Report all lines holding "Windows".
────────────────────────────────────────
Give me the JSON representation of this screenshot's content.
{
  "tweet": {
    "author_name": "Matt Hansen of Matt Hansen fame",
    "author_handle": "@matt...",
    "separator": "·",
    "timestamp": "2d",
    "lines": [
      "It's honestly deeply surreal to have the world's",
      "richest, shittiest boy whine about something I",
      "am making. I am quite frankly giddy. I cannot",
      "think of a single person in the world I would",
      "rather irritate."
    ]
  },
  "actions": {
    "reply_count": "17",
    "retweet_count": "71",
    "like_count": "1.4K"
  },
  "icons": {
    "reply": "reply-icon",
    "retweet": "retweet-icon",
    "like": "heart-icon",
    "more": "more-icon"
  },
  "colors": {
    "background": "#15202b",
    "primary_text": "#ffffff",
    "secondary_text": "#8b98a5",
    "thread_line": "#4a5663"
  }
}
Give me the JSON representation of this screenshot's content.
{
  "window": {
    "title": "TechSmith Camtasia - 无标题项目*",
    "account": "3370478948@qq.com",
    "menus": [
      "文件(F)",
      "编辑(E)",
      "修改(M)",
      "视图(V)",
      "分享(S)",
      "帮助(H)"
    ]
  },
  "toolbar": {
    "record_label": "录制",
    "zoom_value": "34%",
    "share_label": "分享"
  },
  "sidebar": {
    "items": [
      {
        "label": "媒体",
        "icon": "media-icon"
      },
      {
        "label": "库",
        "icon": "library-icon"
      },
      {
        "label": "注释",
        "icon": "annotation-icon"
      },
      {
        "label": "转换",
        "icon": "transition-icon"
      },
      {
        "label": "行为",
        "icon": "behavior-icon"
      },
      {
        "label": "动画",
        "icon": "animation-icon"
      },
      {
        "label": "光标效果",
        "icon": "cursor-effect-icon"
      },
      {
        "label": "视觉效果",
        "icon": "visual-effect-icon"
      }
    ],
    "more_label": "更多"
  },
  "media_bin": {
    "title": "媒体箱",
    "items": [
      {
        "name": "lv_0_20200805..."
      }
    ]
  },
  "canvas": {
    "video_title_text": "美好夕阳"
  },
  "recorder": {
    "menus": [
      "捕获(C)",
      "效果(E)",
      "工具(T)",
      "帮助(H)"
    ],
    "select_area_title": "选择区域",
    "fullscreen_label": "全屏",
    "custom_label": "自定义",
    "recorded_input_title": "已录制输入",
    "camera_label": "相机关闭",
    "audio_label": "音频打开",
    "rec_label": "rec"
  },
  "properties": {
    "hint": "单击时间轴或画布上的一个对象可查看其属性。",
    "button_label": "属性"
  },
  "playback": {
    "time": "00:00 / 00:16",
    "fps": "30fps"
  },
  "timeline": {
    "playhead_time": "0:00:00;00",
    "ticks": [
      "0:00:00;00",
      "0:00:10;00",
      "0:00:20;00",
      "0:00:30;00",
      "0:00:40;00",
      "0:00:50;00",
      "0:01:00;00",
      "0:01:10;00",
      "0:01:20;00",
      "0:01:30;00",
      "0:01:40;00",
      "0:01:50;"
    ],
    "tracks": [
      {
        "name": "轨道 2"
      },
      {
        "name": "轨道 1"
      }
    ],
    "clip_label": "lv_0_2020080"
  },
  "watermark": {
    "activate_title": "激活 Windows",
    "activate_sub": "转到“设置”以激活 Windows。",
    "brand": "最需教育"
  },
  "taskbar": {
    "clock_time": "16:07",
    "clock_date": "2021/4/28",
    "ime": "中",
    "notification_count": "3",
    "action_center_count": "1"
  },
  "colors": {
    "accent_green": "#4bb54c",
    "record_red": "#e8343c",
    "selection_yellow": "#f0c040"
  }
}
────────────────────────────────────────
__Reply to the exercise__
    "activate_title": "激活 Windows",
    "activate_sub": "转到“设置”以激活 Windows。",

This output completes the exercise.